- **Exercise inputs**:

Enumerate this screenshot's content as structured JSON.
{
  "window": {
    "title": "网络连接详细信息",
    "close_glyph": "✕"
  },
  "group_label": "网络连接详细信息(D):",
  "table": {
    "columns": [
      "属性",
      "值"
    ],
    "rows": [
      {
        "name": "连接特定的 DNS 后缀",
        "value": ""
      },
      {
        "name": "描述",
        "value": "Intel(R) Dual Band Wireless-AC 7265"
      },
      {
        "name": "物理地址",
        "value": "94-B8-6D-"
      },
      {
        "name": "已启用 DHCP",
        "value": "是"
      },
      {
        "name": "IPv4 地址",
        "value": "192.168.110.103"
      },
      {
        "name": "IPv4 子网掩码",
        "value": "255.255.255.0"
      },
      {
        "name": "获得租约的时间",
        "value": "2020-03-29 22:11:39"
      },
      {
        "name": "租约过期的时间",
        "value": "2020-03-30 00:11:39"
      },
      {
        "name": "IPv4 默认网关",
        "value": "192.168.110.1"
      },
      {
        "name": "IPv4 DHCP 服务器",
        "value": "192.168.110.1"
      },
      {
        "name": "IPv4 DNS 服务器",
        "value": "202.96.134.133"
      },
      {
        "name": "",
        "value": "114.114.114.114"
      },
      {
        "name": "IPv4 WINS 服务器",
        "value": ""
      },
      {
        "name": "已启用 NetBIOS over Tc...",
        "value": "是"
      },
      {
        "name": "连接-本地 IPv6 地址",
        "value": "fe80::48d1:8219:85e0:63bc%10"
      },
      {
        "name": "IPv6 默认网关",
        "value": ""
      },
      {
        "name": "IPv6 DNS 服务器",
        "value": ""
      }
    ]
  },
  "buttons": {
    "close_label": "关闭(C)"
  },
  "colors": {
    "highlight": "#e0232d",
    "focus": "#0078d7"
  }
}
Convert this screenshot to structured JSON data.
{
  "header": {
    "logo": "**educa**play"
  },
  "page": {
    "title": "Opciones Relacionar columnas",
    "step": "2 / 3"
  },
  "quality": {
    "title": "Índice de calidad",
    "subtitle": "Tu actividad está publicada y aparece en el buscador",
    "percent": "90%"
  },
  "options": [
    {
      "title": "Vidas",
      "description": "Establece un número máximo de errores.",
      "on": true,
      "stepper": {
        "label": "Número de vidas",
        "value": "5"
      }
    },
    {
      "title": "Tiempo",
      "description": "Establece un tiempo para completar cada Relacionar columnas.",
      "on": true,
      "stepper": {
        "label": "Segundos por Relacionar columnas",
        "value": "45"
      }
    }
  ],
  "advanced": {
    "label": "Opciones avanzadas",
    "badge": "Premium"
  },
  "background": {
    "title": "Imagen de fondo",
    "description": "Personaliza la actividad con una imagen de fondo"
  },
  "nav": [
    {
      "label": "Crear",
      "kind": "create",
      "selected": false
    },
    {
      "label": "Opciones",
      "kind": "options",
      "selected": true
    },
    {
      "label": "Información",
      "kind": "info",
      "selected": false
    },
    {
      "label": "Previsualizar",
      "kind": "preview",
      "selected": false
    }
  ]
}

- **Requirements**: Reproduce the entire listing word for word.

- **Solution below**:
Enumerate this screenshot's content as structured JSON.
{
  "window": {
    "title": "网络连接详细信息",
    "close_glyph": "✕"
  },
  "group_label": "网络连接详细信息(D):",
  "table": {
    "columns": [
      "属性",
      "值"
    ],
    "rows": [
      {
        "name": "连接特定的 DNS 后缀",
        "value": ""
      },
      {
        "name": "描述",
        "value": "Intel(R) Dual Band Wireless-AC 7265"
      },
      {
        "name": "物理地址",
        "value": "94-B8-6D-"
      },
      {
        "name": "已启用 DHCP",
        "value": "是"
      },
      {
        "name": "IPv4 地址",
        "value": "192.168.110.103"
      },
      {
        "name": "IPv4 子网掩码",
        "value": "255.255.255.0"
      },
      {
        "name": "获得租约的时间",
        "value": "2020-03-29 22:11:39"
      },
      {
        "name": "租约过期的时间",
        "value": "2020-03-30 00:11:39"
      },
      {
        "name": "IPv4 默认网关",
        "value": "192.168.110.1"
      },
      {
        "name": "IPv4 DHCP 服务器",
        "value": "192.168.110.1"
      },
      {
        "name": "IPv4 DNS 服务器",
        "value": "202.96.134.133"
      },
      {
        "name": "",
        "value": "114.114.114.114"
      },
      {
        "name": "IPv4 WINS 服务器",
        "value": ""
      },
      {
        "name": "已启用 NetBIOS over Tc...",
        "value": "是"
      },
      {
        "name": "连接-本地 IPv6 地址",
        "value": "fe80::48d1:8219:85e0:63bc%10"
      },
      {
        "name": "IPv6 默认网关",
        "value": ""
      },
      {
        "name": "IPv6 DNS 服务器",
        "value": ""
      }
    ]
  },
  "buttons": {
    "close_label": "关闭(C)"
  },
  "colors": {
    "highlight": "#e0232d",
    "focus": "#0078d7"
  }
}
Convert this screenshot to structured JSON data.
{
  "header": {
    "logo": "**educa**play"
  },
  "page": {
    "title": "Opciones Relacionar columnas",
    "step": "2 / 3"
  },
  "quality": {
    "title": "Índice de calidad",
    "subtitle": "Tu actividad está publicada y aparece en el buscador",
    "percent": "90%"
  },
  "options": [
    {
      "title": "Vidas",
      "description": "Establece un número máximo de errores.",
      "on": true,
      "stepper": {
        "label": "Número de vidas",
        "value": "5"
      }
    },
    {
      "title": "Tiempo",
      "description": "Establece un tiempo para completar cada Relacionar columnas.",
      "on": true,
      "stepper": {
        "label": "Segundos por Relacionar columnas",
        "value": "45"
      }
    }
  ],
  "advanced": {
    "label": "Opciones avanzadas",
    "badge": "Premium"
  },
  "background": {
    "title": "Imagen de fondo",
    "description": "Personaliza la actividad con una imagen de fondo"
  },
  "nav": [
    {
      "label": "Crear",
      "kind": "create",
      "selected": false
    },
    {
      "label": "Opciones",
      "kind": "options",
      "selected": true
    },
    {
      "label": "Información",
      "kind": "info",
      "selected": false
    },
    {
      "label": "Previsualizar",
      "kind": "preview",
      "selected": false
    }
  ]
}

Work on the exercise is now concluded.